** Start DATA LISTING **

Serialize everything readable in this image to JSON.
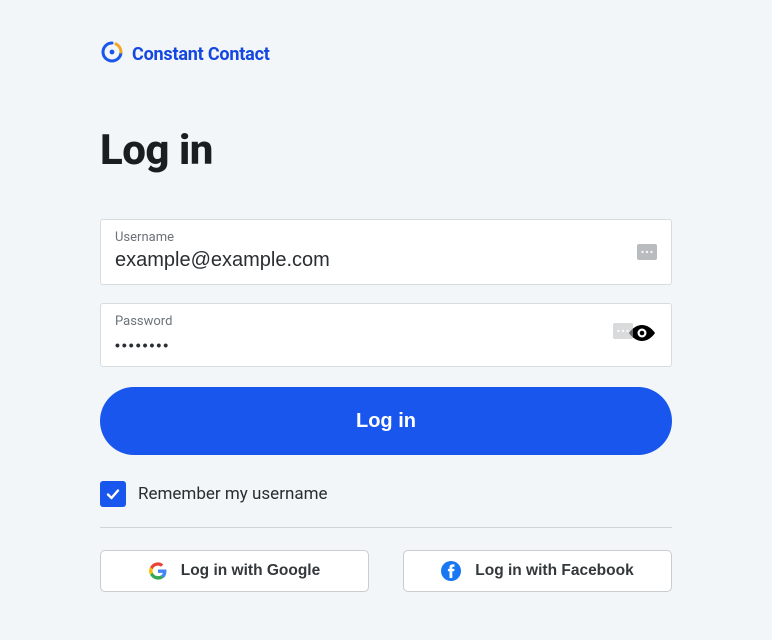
{
  "brand": {
    "name": "Constant Contact"
  },
  "page": {
    "title": "Log in"
  },
  "form": {
    "username_label": "Username",
    "username_value": "example@example.com",
    "password_label": "Password",
    "password_masked": "••••••••",
    "submit_label": "Log in",
    "remember_label": "Remember my username",
    "remember_checked": true
  },
  "social": {
    "google_label": "Log in with Google",
    "facebook_label": "Log in with Facebook"
  },
  "colors": {
    "primary": "#1856ed",
    "accent_orange": "#f5a623",
    "bg": "#f3f6f8"
  }
}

** End DATA LISTING **

> TASK STATEMENT: Please write out all the data again word for word, but not the pictures.

> ANSWER TO THIS TASK:
Serialize everything readable in this image to JSON.
{
  "brand": {
    "name": "Constant Contact"
  },
  "page": {
    "title": "Log in"
  },
  "form": {
    "username_label": "Username",
    "username_value": "example@example.com",
    "password_label": "Password",
    "password_masked": "••••••••",
    "submit_label": "Log in",
    "remember_label": "Remember my username",
    "remember_checked": true
  },
  "social": {
    "google_label": "Log in with Google",
    "facebook_label": "Log in with Facebook"
  },
  "colors": {
    "primary": "#1856ed",
    "accent_orange": "#f5a623",
    "bg": "#f3f6f8"
  }
}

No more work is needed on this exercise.